TASK STATEMENT: Among the lines below, list those containing the string "serve".

RECORDED DATA:
· · · · ·
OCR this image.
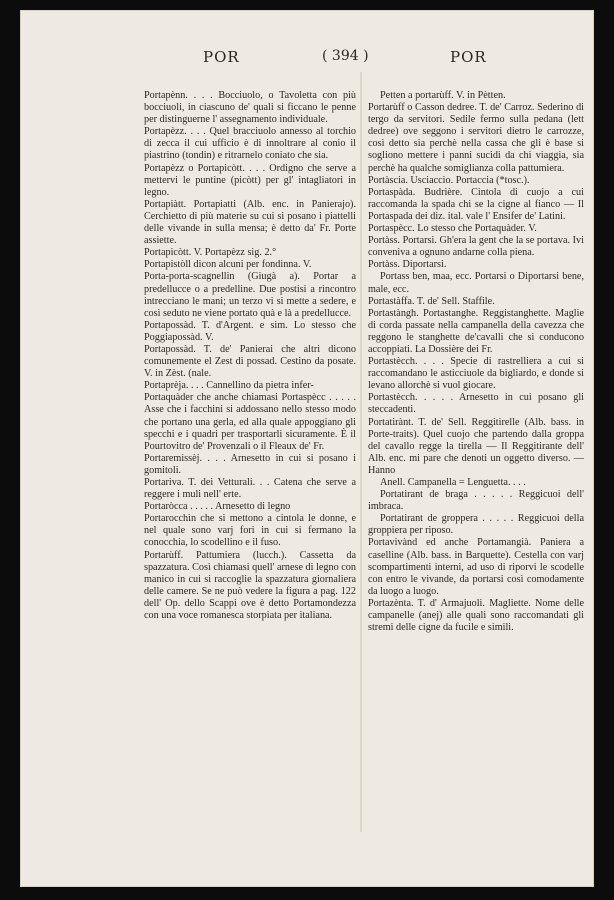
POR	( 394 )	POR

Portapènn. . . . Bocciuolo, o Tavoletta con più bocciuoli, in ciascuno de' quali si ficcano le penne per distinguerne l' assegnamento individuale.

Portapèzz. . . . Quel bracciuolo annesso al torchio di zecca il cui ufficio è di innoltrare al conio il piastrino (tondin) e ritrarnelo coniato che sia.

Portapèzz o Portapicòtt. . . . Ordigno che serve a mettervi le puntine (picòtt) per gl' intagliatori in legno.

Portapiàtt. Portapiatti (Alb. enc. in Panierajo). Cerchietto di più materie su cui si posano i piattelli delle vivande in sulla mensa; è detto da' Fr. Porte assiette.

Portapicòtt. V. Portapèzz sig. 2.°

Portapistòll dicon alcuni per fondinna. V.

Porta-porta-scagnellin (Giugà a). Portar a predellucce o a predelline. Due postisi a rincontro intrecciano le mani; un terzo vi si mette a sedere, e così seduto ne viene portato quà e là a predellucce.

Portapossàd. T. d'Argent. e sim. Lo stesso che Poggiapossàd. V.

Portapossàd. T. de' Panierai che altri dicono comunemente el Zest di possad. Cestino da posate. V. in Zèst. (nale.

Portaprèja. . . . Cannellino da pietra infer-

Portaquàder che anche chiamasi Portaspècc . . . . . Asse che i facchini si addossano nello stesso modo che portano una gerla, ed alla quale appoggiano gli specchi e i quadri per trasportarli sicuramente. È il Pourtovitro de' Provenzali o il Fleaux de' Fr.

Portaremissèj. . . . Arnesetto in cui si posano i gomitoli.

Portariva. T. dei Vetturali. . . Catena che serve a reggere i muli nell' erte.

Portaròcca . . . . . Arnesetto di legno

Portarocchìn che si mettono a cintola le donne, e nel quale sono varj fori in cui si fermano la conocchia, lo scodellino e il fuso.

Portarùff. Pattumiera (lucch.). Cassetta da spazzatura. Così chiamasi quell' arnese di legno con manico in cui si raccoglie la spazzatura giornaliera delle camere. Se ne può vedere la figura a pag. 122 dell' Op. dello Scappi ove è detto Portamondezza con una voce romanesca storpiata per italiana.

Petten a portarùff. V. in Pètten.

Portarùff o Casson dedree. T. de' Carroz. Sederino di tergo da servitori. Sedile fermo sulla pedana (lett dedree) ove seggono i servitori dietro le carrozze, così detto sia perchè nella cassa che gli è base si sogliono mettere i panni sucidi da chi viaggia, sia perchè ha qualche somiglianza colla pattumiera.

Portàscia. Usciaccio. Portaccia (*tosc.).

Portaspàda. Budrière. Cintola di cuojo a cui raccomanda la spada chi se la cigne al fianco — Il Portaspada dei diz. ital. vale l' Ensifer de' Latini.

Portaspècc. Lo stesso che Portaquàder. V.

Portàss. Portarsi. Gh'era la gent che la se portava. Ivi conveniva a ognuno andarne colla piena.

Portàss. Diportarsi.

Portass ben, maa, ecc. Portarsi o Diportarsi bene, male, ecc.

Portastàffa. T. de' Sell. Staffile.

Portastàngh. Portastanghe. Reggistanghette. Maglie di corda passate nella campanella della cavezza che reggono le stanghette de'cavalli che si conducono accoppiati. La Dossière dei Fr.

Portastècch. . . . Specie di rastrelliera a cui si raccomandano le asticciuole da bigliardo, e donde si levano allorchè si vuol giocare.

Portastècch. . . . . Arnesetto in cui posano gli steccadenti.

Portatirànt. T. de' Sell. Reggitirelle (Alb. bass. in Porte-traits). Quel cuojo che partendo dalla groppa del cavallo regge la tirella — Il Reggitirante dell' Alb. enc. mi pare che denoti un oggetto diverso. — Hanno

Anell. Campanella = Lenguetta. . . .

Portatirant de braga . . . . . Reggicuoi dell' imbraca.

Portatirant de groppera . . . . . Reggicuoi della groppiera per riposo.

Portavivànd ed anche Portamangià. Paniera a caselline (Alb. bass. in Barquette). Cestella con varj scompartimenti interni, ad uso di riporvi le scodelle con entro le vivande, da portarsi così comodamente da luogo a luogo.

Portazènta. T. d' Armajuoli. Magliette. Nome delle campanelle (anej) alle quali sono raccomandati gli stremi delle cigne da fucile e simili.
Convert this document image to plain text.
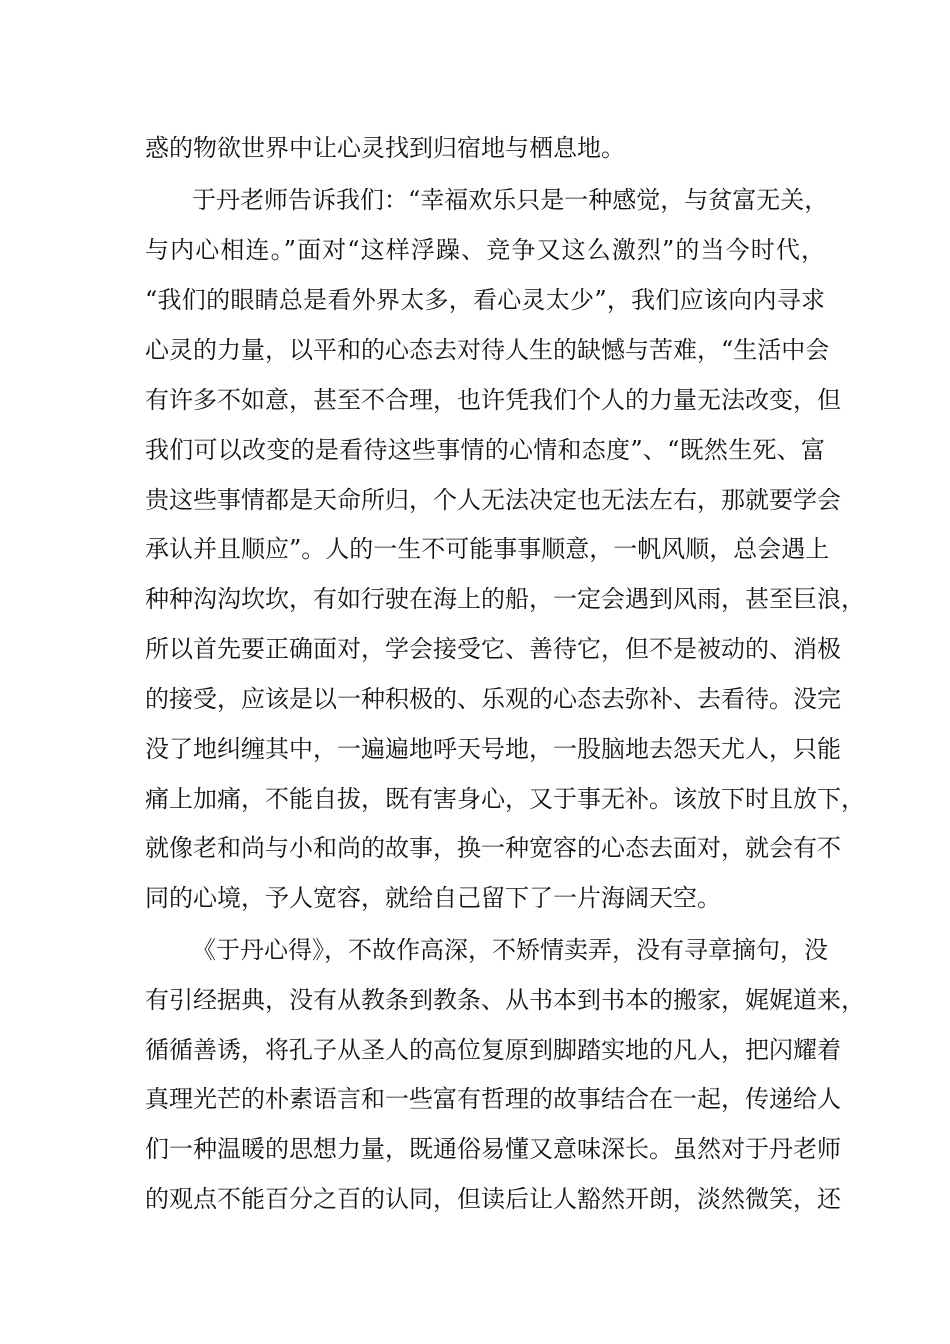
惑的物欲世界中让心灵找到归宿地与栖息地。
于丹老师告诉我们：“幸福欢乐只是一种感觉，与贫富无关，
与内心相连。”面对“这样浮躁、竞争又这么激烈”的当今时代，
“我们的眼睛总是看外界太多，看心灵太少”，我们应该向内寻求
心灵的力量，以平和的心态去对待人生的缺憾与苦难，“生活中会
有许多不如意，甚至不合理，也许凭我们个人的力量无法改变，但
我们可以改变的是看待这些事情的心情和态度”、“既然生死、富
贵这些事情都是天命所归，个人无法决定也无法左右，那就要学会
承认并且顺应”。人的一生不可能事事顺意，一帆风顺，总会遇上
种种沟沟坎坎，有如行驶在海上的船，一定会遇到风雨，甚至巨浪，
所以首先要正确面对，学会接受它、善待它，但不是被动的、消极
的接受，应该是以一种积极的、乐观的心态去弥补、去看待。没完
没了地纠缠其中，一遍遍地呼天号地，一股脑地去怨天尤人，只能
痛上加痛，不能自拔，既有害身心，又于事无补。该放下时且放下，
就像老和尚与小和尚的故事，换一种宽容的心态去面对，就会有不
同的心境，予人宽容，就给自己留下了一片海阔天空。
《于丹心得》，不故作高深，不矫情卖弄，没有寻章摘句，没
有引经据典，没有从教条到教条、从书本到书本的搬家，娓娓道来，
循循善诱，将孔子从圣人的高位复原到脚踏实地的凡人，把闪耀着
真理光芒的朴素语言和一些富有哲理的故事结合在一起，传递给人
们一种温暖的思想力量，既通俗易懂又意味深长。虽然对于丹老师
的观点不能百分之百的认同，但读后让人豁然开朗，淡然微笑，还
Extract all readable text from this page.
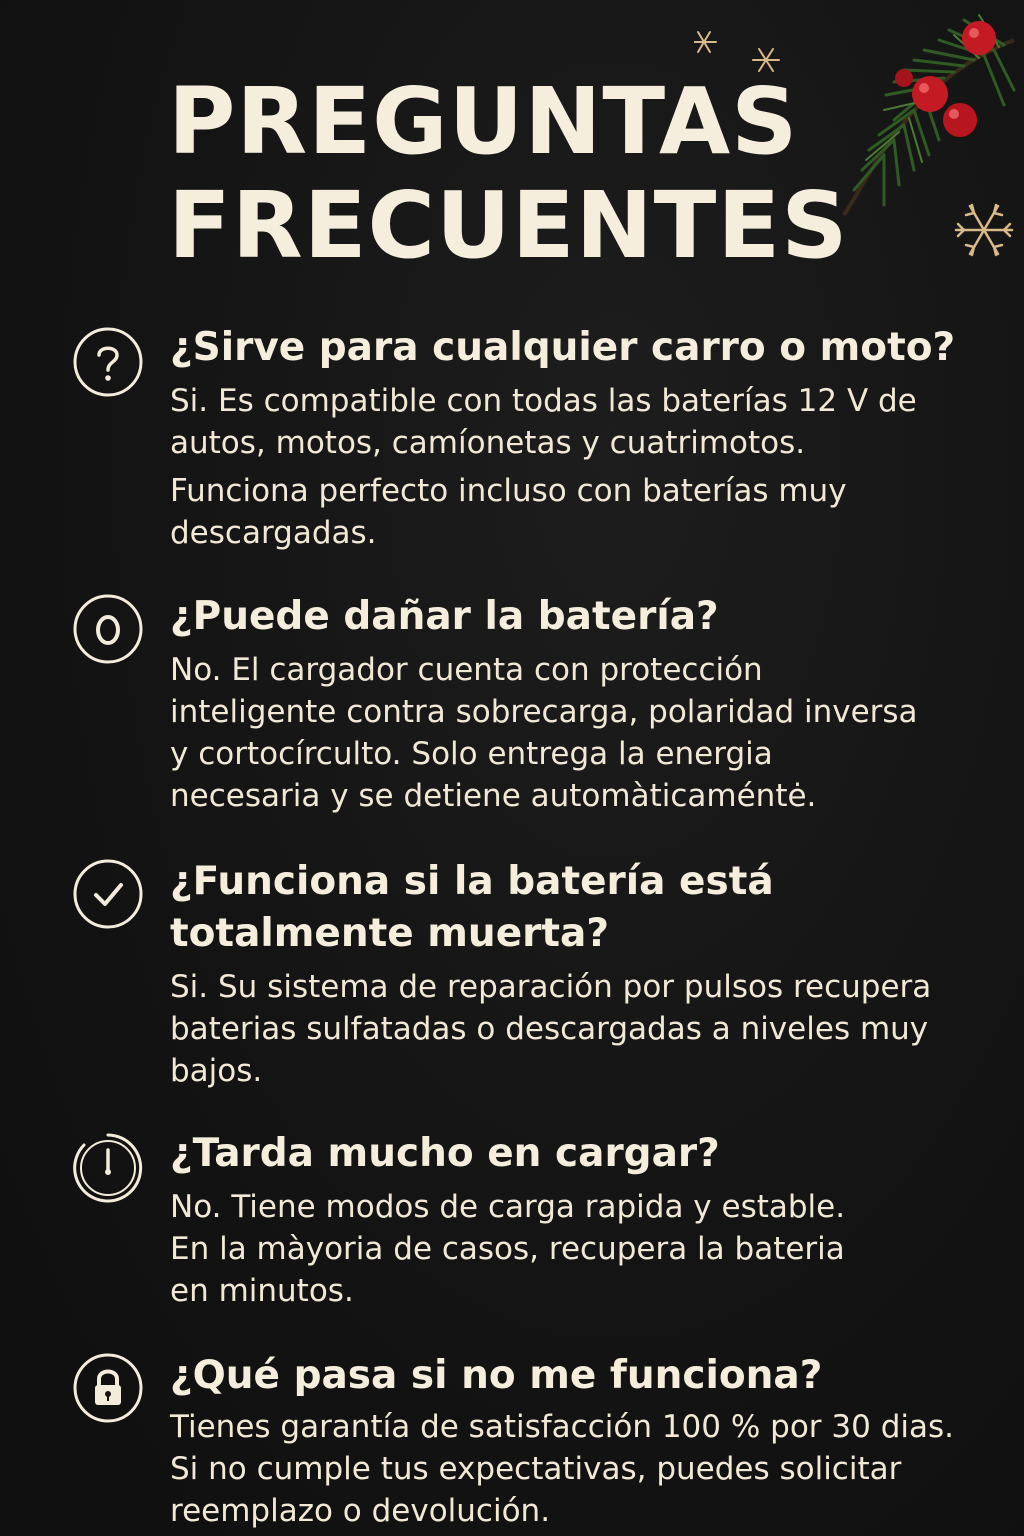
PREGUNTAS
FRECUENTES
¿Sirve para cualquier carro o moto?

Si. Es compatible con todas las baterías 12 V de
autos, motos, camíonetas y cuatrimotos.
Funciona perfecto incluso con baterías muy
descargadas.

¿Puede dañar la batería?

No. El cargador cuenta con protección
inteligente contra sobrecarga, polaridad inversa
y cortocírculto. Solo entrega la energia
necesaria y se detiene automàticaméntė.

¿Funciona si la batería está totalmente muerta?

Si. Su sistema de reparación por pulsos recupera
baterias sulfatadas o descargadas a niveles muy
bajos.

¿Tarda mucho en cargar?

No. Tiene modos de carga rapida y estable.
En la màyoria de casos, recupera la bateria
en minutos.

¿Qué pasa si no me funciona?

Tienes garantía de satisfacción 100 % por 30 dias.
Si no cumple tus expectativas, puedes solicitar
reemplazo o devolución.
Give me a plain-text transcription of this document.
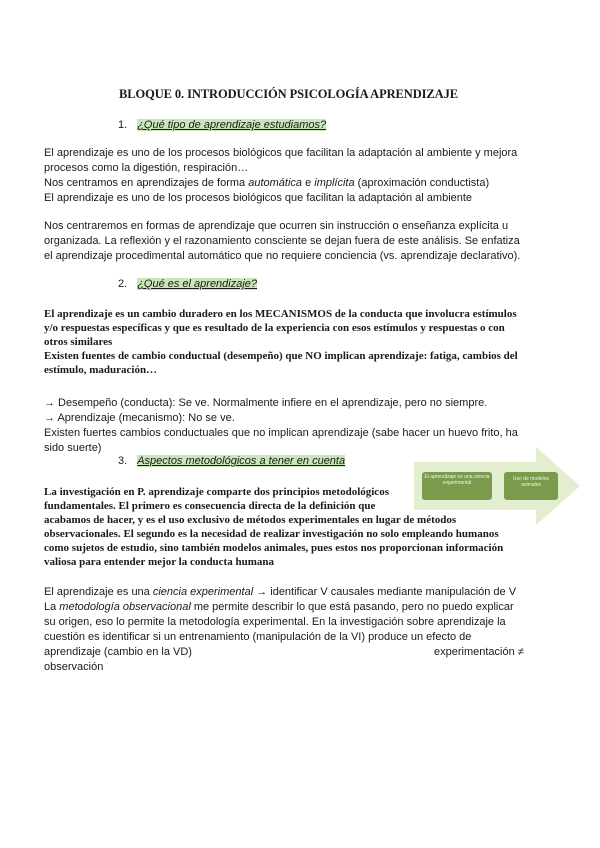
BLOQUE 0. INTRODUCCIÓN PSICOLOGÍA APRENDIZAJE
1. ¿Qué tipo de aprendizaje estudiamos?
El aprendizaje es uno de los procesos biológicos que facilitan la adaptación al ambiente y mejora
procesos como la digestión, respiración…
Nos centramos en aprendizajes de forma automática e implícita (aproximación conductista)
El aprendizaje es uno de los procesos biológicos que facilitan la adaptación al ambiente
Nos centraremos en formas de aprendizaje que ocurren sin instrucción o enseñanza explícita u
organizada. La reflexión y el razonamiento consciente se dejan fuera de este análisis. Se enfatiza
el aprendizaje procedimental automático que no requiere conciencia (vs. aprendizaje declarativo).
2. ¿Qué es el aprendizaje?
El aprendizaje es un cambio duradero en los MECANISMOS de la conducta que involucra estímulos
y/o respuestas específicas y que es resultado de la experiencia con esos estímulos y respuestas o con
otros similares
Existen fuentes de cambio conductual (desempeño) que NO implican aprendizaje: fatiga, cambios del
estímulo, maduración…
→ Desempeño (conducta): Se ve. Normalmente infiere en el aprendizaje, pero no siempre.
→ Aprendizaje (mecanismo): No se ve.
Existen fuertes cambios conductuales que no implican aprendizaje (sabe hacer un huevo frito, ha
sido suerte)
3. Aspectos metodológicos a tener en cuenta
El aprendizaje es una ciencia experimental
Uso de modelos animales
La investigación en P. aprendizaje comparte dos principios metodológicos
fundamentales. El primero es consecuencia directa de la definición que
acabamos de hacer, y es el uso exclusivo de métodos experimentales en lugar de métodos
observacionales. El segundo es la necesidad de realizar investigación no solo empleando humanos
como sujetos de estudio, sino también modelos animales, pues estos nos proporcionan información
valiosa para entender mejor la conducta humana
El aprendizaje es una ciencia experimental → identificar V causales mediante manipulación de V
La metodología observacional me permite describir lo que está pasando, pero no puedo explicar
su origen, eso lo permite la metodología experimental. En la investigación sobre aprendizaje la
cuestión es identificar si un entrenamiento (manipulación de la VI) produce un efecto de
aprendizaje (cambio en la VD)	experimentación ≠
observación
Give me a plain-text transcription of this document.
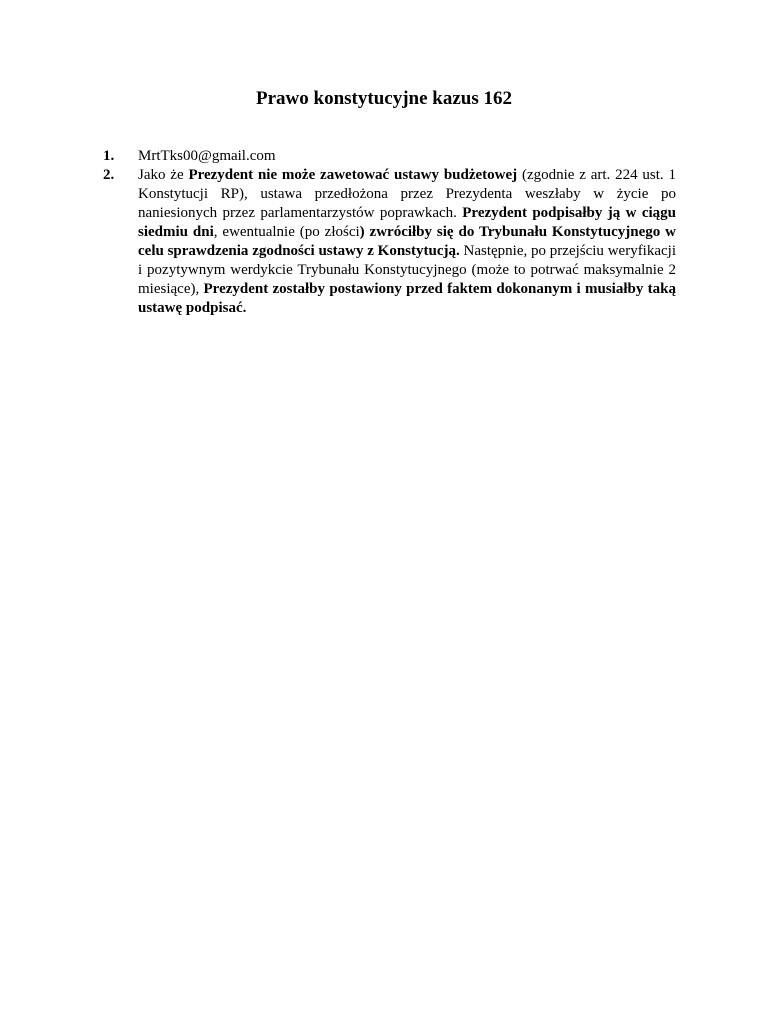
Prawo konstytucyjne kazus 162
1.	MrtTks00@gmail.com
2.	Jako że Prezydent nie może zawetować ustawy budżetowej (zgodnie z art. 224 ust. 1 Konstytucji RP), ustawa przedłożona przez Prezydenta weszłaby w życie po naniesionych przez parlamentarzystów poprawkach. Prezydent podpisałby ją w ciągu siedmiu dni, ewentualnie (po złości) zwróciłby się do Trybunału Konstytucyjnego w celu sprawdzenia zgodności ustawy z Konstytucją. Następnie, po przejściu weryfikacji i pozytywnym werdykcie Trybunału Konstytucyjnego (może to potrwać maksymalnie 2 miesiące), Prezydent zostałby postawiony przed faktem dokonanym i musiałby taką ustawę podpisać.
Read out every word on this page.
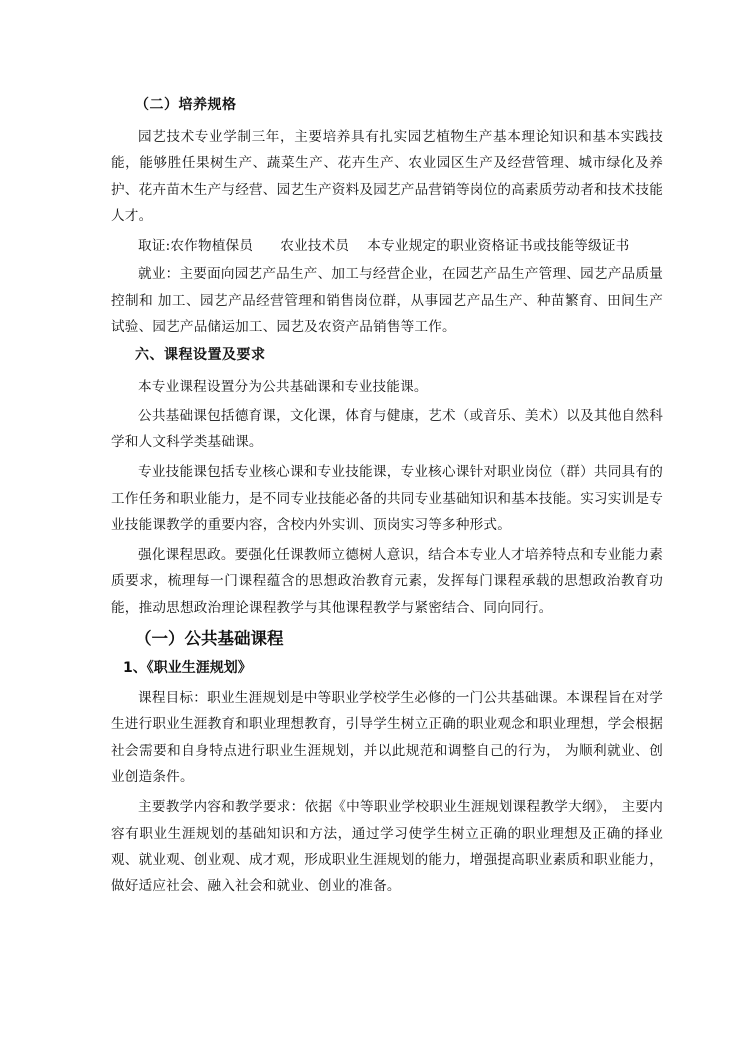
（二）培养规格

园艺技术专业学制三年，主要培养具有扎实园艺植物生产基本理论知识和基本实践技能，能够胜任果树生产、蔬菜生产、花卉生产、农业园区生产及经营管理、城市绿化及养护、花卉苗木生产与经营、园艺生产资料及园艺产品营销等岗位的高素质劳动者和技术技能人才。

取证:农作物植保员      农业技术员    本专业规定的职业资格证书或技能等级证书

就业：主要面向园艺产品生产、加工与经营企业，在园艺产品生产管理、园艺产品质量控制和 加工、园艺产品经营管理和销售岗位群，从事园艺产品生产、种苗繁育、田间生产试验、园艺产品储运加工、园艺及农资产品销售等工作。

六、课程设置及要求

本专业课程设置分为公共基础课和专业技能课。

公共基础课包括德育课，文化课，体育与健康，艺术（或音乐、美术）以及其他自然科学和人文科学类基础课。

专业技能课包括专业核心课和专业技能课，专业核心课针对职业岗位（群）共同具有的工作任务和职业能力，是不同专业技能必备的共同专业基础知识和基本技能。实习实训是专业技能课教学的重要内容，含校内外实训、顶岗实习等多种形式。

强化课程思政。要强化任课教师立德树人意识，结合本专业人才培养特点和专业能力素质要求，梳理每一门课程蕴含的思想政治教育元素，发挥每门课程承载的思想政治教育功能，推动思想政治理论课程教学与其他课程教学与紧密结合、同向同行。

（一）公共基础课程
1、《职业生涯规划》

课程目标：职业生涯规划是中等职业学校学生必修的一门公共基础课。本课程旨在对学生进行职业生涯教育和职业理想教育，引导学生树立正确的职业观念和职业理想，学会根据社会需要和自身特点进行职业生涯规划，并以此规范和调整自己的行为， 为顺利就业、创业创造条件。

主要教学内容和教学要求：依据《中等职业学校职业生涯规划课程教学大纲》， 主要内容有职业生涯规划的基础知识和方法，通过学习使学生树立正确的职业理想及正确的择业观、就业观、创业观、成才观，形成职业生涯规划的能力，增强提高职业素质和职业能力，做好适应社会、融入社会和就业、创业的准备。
· · · · ·
FULL SOLUTION:
Portapèzz o Portapicòtt. . . . Ordigno che serve a mettervi le puntine (picòtt) per gl' intagliatori in legno.
Portariva. T. dei Vetturali. . . Catena che serve a reggere i muli nell' erte.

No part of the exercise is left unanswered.